--- RECORDS SHOWN ---

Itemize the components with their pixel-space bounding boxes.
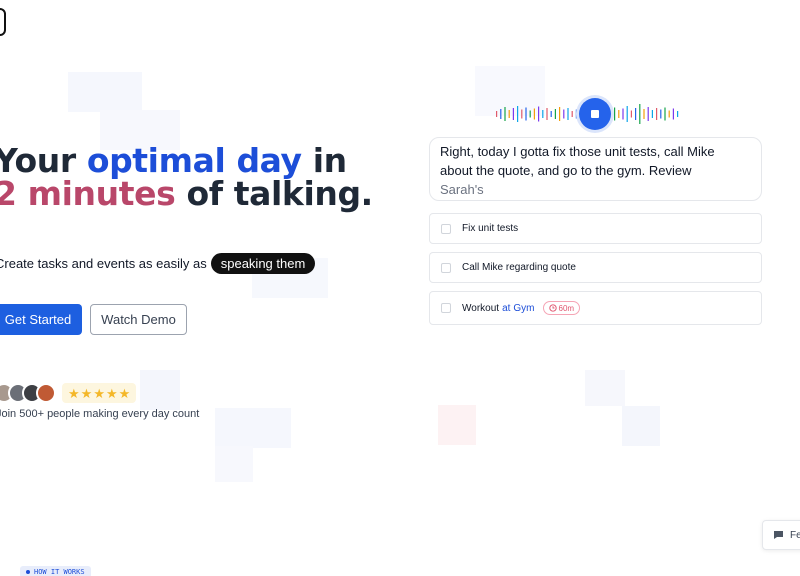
duration-label: 60m bbox=[558, 303, 575, 313]
star-icon: ★ bbox=[93, 385, 105, 401]
feedback-label: Fe bbox=[790, 529, 800, 541]
waveform-bar bbox=[517, 106, 519, 122]
waveform-bar bbox=[672, 108, 674, 120]
waveform-bar bbox=[614, 107, 616, 121]
transcript-line: about the quote, and go to the gym. Revi… bbox=[440, 163, 692, 178]
rating-stars: ★ ★ ★ ★ ★ bbox=[62, 383, 137, 403]
transcript-line: Sarah's bbox=[440, 182, 484, 197]
task-label: Call Mike regarding quote bbox=[462, 262, 576, 273]
feedback-button[interactable]: Fe bbox=[762, 520, 800, 550]
background-block bbox=[68, 72, 142, 112]
avatar-group bbox=[0, 383, 56, 403]
transcript-line: Right, today I gotta fix those unit test… bbox=[440, 144, 715, 159]
section-badge: HOW IT WORKS bbox=[20, 566, 91, 576]
task-checkbox[interactable] bbox=[441, 303, 451, 313]
waveform-bar bbox=[677, 111, 679, 117]
waveform-bar bbox=[538, 106, 540, 122]
waveform-bar bbox=[521, 109, 523, 119]
waveform-bar bbox=[656, 108, 658, 120]
star-icon: ★ bbox=[80, 385, 93, 401]
star-icon: ★ bbox=[118, 385, 131, 401]
waveform-bar bbox=[618, 110, 620, 118]
get-started-button[interactable]: Get Started bbox=[0, 304, 82, 335]
social-proof-text: Join 500+ people making every day count bbox=[0, 408, 200, 420]
star-icon: ★ bbox=[105, 385, 118, 401]
task-item[interactable]: Call Mike regarding quote bbox=[429, 252, 762, 283]
waveform-bar bbox=[550, 111, 552, 117]
waveform-bar bbox=[622, 108, 624, 120]
waveform-bar bbox=[643, 109, 645, 119]
hero-subtitle: Create tasks and events as easily as spe… bbox=[0, 253, 316, 274]
waveform-bar bbox=[563, 109, 565, 119]
hero-highlight: 2 minutes bbox=[0, 174, 176, 213]
waveform-bar bbox=[571, 111, 573, 117]
section-badge-label: HOW IT WORKS bbox=[34, 568, 85, 576]
waveform-bar bbox=[668, 110, 670, 118]
waveform-bar bbox=[647, 107, 649, 121]
waveform-bar bbox=[660, 109, 662, 119]
waveform-bar bbox=[554, 109, 556, 119]
background-block bbox=[140, 370, 180, 410]
speaking-pill: speaking them bbox=[210, 253, 316, 274]
waveform-bar bbox=[546, 108, 548, 120]
waveform-bar bbox=[504, 107, 506, 121]
logo[interactable] bbox=[0, 8, 6, 36]
waveform-bar bbox=[512, 108, 514, 120]
dot-icon bbox=[26, 570, 30, 574]
waveform-bar bbox=[533, 108, 535, 120]
watch-demo-button[interactable]: Watch Demo bbox=[90, 304, 187, 335]
background-block bbox=[215, 408, 291, 448]
waveform-bar bbox=[626, 106, 628, 122]
waveform-bar bbox=[559, 107, 561, 121]
stop-recording-button[interactable] bbox=[579, 98, 611, 130]
stop-icon bbox=[591, 110, 599, 118]
task-item[interactable]: Fix unit tests bbox=[429, 213, 762, 244]
task-item[interactable]: Workout at Gym 60m bbox=[429, 291, 762, 325]
waveform-bar bbox=[567, 108, 569, 120]
hero-heading: Your optimal day in 2 minutes of talking… bbox=[0, 144, 373, 210]
background-block bbox=[585, 370, 625, 406]
clock-icon bbox=[548, 304, 557, 312]
waveform-bar bbox=[639, 104, 641, 124]
background-block bbox=[622, 406, 660, 446]
task-checkbox[interactable] bbox=[441, 223, 451, 234]
waveform-bar bbox=[496, 111, 498, 117]
subtitle-text: Create tasks and events as easily as bbox=[0, 256, 207, 271]
star-icon: ★ bbox=[68, 385, 80, 401]
task-checkbox[interactable] bbox=[441, 262, 451, 273]
background-block bbox=[215, 446, 253, 482]
transcript-box: Right, today I gotta fix those unit test… bbox=[429, 137, 762, 201]
waveform-bar bbox=[651, 110, 653, 118]
waveform-bar bbox=[630, 110, 632, 118]
task-location: Gym bbox=[513, 302, 535, 314]
background-block bbox=[438, 405, 476, 445]
task-label: Fix unit tests bbox=[462, 223, 519, 234]
waveform-bar bbox=[525, 107, 527, 121]
task-label: Workout bbox=[462, 302, 500, 314]
waveform-bar bbox=[664, 107, 666, 121]
avatar bbox=[36, 383, 56, 403]
waveform-bar bbox=[508, 110, 510, 118]
task-at: at bbox=[502, 302, 511, 314]
hero-text: of talking. bbox=[186, 174, 373, 213]
waveform-bar bbox=[635, 108, 637, 120]
chat-icon bbox=[774, 531, 783, 539]
waveform-bar bbox=[500, 109, 502, 119]
duration-badge: 60m bbox=[542, 301, 581, 315]
waveform-bar bbox=[542, 110, 544, 118]
waveform-bar bbox=[529, 110, 531, 118]
waveform-bar bbox=[575, 109, 577, 119]
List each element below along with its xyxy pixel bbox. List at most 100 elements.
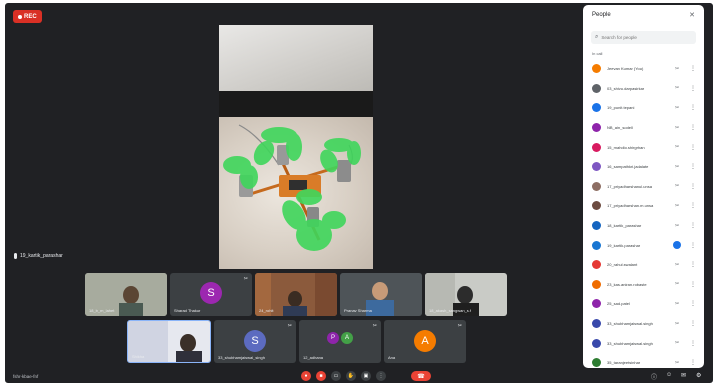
participant-row[interactable]: 03_shivu.darpasirkar ✂ ⋮: [583, 79, 704, 99]
participant-name: 18_akash_sangwan_s.f: [429, 308, 472, 313]
participant-row[interactable]: 25_sad.patel ✂ ⋮: [583, 294, 704, 314]
mic-off-icon: ✂: [675, 183, 680, 190]
participant-tile[interactable]: 24_rohit: [255, 273, 337, 316]
participant-name: 33_shubhamjaiswal.singh: [607, 340, 653, 346]
mic-off-icon: ✂: [675, 340, 680, 347]
more-options-icon[interactable]: ⋮: [690, 340, 696, 347]
mic-off-icon: ✂: [675, 202, 680, 209]
participant-row[interactable]: 20_rahul.swalant ✂ ⋮: [583, 255, 704, 275]
more-options-icon[interactable]: ⋮: [690, 144, 696, 151]
participant-tile[interactable]: Shikha: [127, 320, 211, 363]
participant-avatar: S: [200, 282, 222, 304]
participant-name: 12_adhana: [303, 355, 324, 360]
participant-row[interactable]: 23_kas.aniran.robaste ✂ ⋮: [583, 275, 704, 295]
recording-label: REC: [24, 13, 37, 20]
mic-off-icon: ✂: [675, 65, 680, 72]
participant-avatar: A: [341, 332, 353, 344]
info-icon[interactable]: ⓘ: [651, 372, 657, 381]
mic-off-icon: ✂: [675, 104, 680, 111]
meeting-code: fshr-kbae-fnf: [13, 374, 39, 379]
more-options-icon[interactable]: ⋮: [690, 320, 696, 327]
participant-name: 17_priyadharshanul.unsa: [607, 183, 652, 189]
panel-title: People: [592, 12, 611, 18]
participant-avatar: [592, 221, 601, 231]
participant-name: 19_kartik.parashar: [607, 242, 641, 248]
participant-avatar: [592, 83, 601, 93]
mic-off-button[interactable]: ●: [301, 371, 311, 381]
participant-tile[interactable]: 18_akash_sangwan_s.f: [425, 273, 507, 316]
close-icon[interactable]: ✕: [689, 11, 695, 19]
participant-row[interactable]: 18_kartik_parashar ✂ ⋮: [583, 216, 704, 236]
participant-name: 20_rahul.swalant: [607, 262, 638, 268]
participant-tile[interactable]: P A ✂ 12_adhana: [299, 320, 381, 363]
search-icon: ⌕: [595, 34, 599, 40]
participant-avatar: [592, 299, 601, 309]
more-options-icon[interactable]: ⋮: [690, 104, 696, 111]
more-options-icon[interactable]: ⋮: [690, 222, 696, 229]
people-icon[interactable]: ☺: [666, 372, 672, 378]
participant-avatar: [592, 123, 601, 133]
participant-row[interactable]: NB_ain_sodell ✂ ⋮: [583, 118, 704, 138]
mic-icon: [14, 253, 17, 259]
more-options-icon[interactable]: ⋮: [690, 281, 696, 288]
participant-tile[interactable]: A ✂ Ana: [384, 320, 466, 363]
mic-off-icon: ✂: [675, 281, 680, 288]
participant-row[interactable]: 35_taranjeetsinhar ✂ ⋮: [583, 353, 704, 368]
presenter-name-tag: 19_kartik_parashar: [14, 253, 63, 259]
participant-row[interactable]: 33_shubhamjaiswal.singh ✂ ⋮: [583, 333, 704, 353]
participant-row[interactable]: 16_sampathkri.jadalate ✂ ⋮: [583, 157, 704, 177]
participant-tile[interactable]: S ✂ 33_shubhamjaiswal_singh: [214, 320, 296, 363]
present-button[interactable]: ▣: [361, 371, 371, 381]
drone-image: [223, 124, 361, 251]
more-options-icon[interactable]: ⋮: [690, 183, 696, 190]
mic-off-icon: ✂: [675, 359, 680, 366]
people-search[interactable]: ⌕: [591, 31, 696, 44]
participant-name: 35_taranjeetsinhar: [607, 360, 641, 366]
participant-row[interactable]: 17_priyadharshan.m.unsa ✂ ⋮: [583, 196, 704, 216]
section-label: In call: [592, 51, 603, 56]
participant-row[interactable]: 17_priyadharshanul.unsa ✂ ⋮: [583, 177, 704, 197]
participant-name: 19_punit.tepani: [607, 105, 635, 111]
participant-name: 18_b_m_lahet: [89, 308, 115, 313]
more-options-icon[interactable]: ⋮: [690, 242, 696, 249]
search-input[interactable]: [601, 35, 690, 40]
participant-tile[interactable]: 18_b_m_lahet: [85, 273, 167, 316]
participant-row[interactable]: 15_mahdio.shirgrhan ✂ ⋮: [583, 137, 704, 157]
participant-row[interactable]: Jeevan Kumar (You) ✂ ⋮: [583, 59, 704, 79]
camera-off-button[interactable]: ■: [316, 371, 326, 381]
more-options-icon[interactable]: ⋮: [690, 163, 696, 170]
participant-name: 23_kas.aniran.robaste: [607, 281, 647, 287]
participant-tile[interactable]: S ✂ Sharad Thakur: [170, 273, 252, 316]
participant-name: Shikha: [132, 354, 145, 359]
participant-tile[interactable]: Pranav Sharma: [340, 273, 422, 316]
more-options-icon[interactable]: ⋮: [690, 300, 696, 307]
participant-avatar: P: [327, 332, 339, 344]
participant-avatar: [592, 103, 601, 113]
record-dot-icon: [18, 14, 22, 19]
captions-button[interactable]: ▭: [331, 371, 341, 381]
participant-name: 16_sampathkri.jadalate: [607, 164, 649, 170]
participant-row[interactable]: 33_shubhamjaiswal.singh ✂ ⋮: [583, 314, 704, 334]
chat-icon[interactable]: ✉: [681, 372, 686, 379]
presenter-video: [219, 25, 373, 269]
more-options-icon[interactable]: ⋮: [690, 359, 696, 366]
more-options-icon[interactable]: ⋮: [690, 85, 696, 92]
participant-name: Sharad Thakur: [174, 308, 201, 313]
mic-off-icon: ✂: [287, 323, 292, 329]
mic-off-icon: ✂: [675, 320, 680, 327]
activities-icon[interactable]: ⚙: [696, 372, 701, 379]
participant-row[interactable]: 19_kartik.parashar ⋮: [583, 235, 704, 255]
participant-name: 33_shubhamjaiswal_singh: [218, 355, 265, 360]
mic-off-icon: ✂: [675, 85, 680, 92]
control-bar: fshr-kbae-fnf ● ■ ▭ ✋ ▣ ⋮ ☎ ⓘ ☺ ✉ ⚙: [5, 371, 713, 383]
leave-call-button[interactable]: ☎: [411, 371, 431, 381]
more-options-icon[interactable]: ⋮: [690, 124, 696, 131]
more-options-button[interactable]: ⋮: [376, 371, 386, 381]
participant-row[interactable]: 19_punit.tepani ✂ ⋮: [583, 98, 704, 118]
participant-avatar: [592, 358, 601, 368]
more-options-icon[interactable]: ⋮: [690, 261, 696, 268]
more-options-icon[interactable]: ⋮: [690, 202, 696, 209]
raise-hand-button[interactable]: ✋: [346, 371, 356, 381]
participant-name: 03_shivu.darpasirkar: [607, 85, 645, 91]
more-options-icon[interactable]: ⋮: [690, 65, 696, 72]
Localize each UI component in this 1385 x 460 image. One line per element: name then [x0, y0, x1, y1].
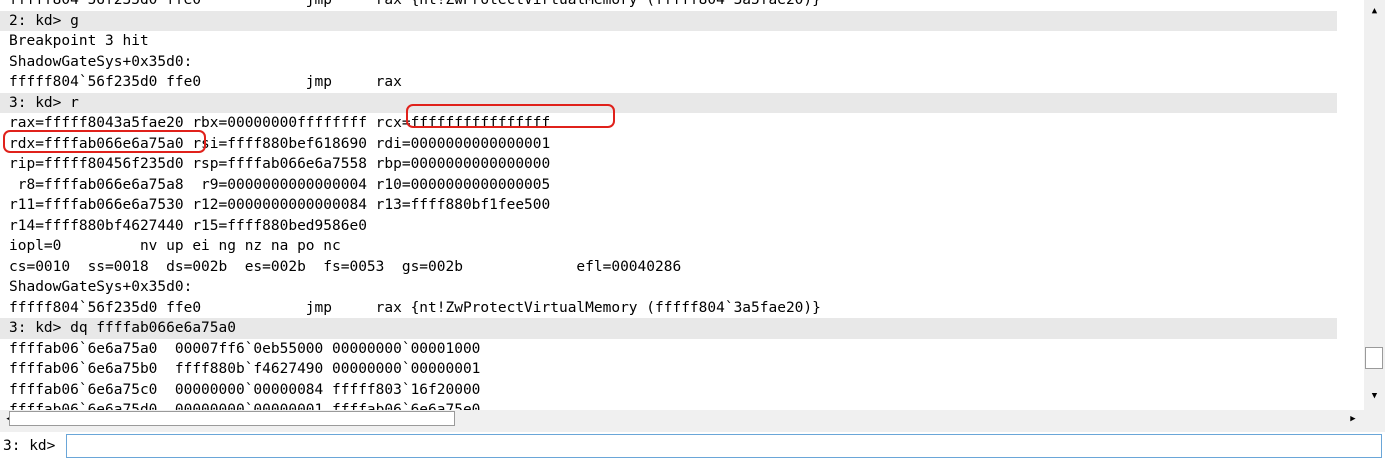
- register-line: r8=ffffab066e6a75a8 r9=0000000000000004 …: [9, 176, 551, 193]
- memory-dump-line: ffffab06`6e6a75c0 00000000`00000084 ffff…: [9, 381, 481, 398]
- segment-line: cs=0010 ss=0018 ds=002b es=002b fs=0053 …: [9, 258, 682, 275]
- command-echo-line: 3: kd> r: [0, 92, 1337, 113]
- horizontal-scrollbar[interactable]: ◀ ▶: [0, 410, 1364, 428]
- command-input[interactable]: [66, 434, 1382, 458]
- scrollbar-corner: [1364, 410, 1385, 428]
- register-line: rdx=ffffab066e6a75a0 rsi=ffff880bef61869…: [9, 135, 551, 152]
- memory-dump-line: ffffab06`6e6a75a0 00007ff6`0eb55000 0000…: [9, 340, 481, 357]
- register-line: rip=fffff80456f235d0 rsp=ffffab066e6a755…: [9, 156, 551, 172]
- command-prompt: 3: kd>: [3, 438, 56, 454]
- command-echo-line: 2: kd> g: [0, 10, 1337, 31]
- register-line: rax=fffff8043a5fae20 rbx=00000000fffffff…: [9, 115, 551, 131]
- horizontal-scroll-thumb[interactable]: [9, 411, 455, 426]
- command-row: 3: kd>: [0, 432, 1385, 460]
- output-line: ShadowGateSys+0x35d0:: [9, 279, 193, 295]
- scroll-down-arrow-icon[interactable]: ▼: [1364, 387, 1385, 405]
- register-line: r14=ffff880bf4627440 r15=ffff880bed9586e…: [9, 217, 367, 234]
- register-line: r11=ffffab066e6a7530 r12=000000000000008…: [9, 197, 551, 213]
- output-line: fffff804`56f235d0 ffe0 jmp rax {nt!ZwPro…: [9, 0, 821, 8]
- debugger-command-window: fffff804`56f235d0 ffe0 jmp rax {nt!ZwPro…: [0, 0, 1385, 460]
- output-line: fffff804`56f235d0 ffe0 jmp rax {nt!ZwPro…: [9, 299, 821, 316]
- memory-dump-line: ffffab06`6e6a75b0 ffff880b`f4627490 0000…: [9, 361, 481, 377]
- vertical-scrollbar[interactable]: ▲ ▼: [1364, 0, 1385, 410]
- flags-line: iopl=0 nv up ei ng nz na po nc: [9, 238, 341, 254]
- output-pane[interactable]: fffff804`56f235d0 ffe0 jmp rax {nt!ZwPro…: [0, 0, 1364, 410]
- command-echo-line: 3: kd> dq ffffab066e6a75a0: [0, 318, 1337, 339]
- output-lines: fffff804`56f235d0 ffe0 jmp rax {nt!ZwPro…: [0, 0, 1337, 410]
- output-line: fffff804`56f235d0 ffe0 jmp rax: [9, 74, 402, 90]
- vertical-scroll-thumb[interactable]: [1365, 347, 1383, 369]
- output-line: ShadowGateSys+0x35d0:: [9, 53, 193, 70]
- scroll-up-arrow-icon[interactable]: ▲: [1364, 2, 1385, 20]
- scroll-right-arrow-icon[interactable]: ▶: [1344, 410, 1362, 428]
- memory-dump-line: ffffab06`6e6a75d0 00000000`00000001 ffff…: [9, 402, 481, 410]
- output-line: Breakpoint 3 hit: [9, 33, 149, 49]
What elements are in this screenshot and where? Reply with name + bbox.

---

» **TASK BRIEF**
Repeat the data lines unchanged, from the line with "- register-line: r8=ffffab066e6a75a8" up to and including the line with "- register-line: rax=fffff8043a5fae20".

» **THE RESULT**
- register-line: r8=ffffab066e6a75a8 r9=0000000000000004 …: [9, 176, 551, 193]
- memory-dump-line: ffffab06`6e6a75c0 00000000`00000084 ffff…: [9, 381, 481, 398]
- segment-line: cs=0010 ss=0018 ds=002b es=002b fs=0053 …: [9, 258, 682, 275]
- command-echo-line: 3: kd> r: [0, 92, 1337, 113]
- horizontal-scrollbar[interactable]: ◀ ▶: [0, 410, 1364, 428]
- command-input[interactable]: [66, 434, 1382, 458]
- scrollbar-corner: [1364, 410, 1385, 428]
- register-line: rdx=ffffab066e6a75a0 rsi=ffff880bef61869…: [9, 135, 551, 152]
- memory-dump-line: ffffab06`6e6a75a0 00007ff6`0eb55000 0000…: [9, 340, 481, 357]
- register-line: rip=fffff80456f235d0 rsp=ffffab066e6a755…: [9, 156, 551, 172]
- command-prompt: 3: kd>: [3, 438, 56, 454]
- command-echo-line: 2: kd> g: [0, 10, 1337, 31]
- register-line: rax=fffff8043a5fae20 rbx=00000000fffffff…: [9, 115, 551, 131]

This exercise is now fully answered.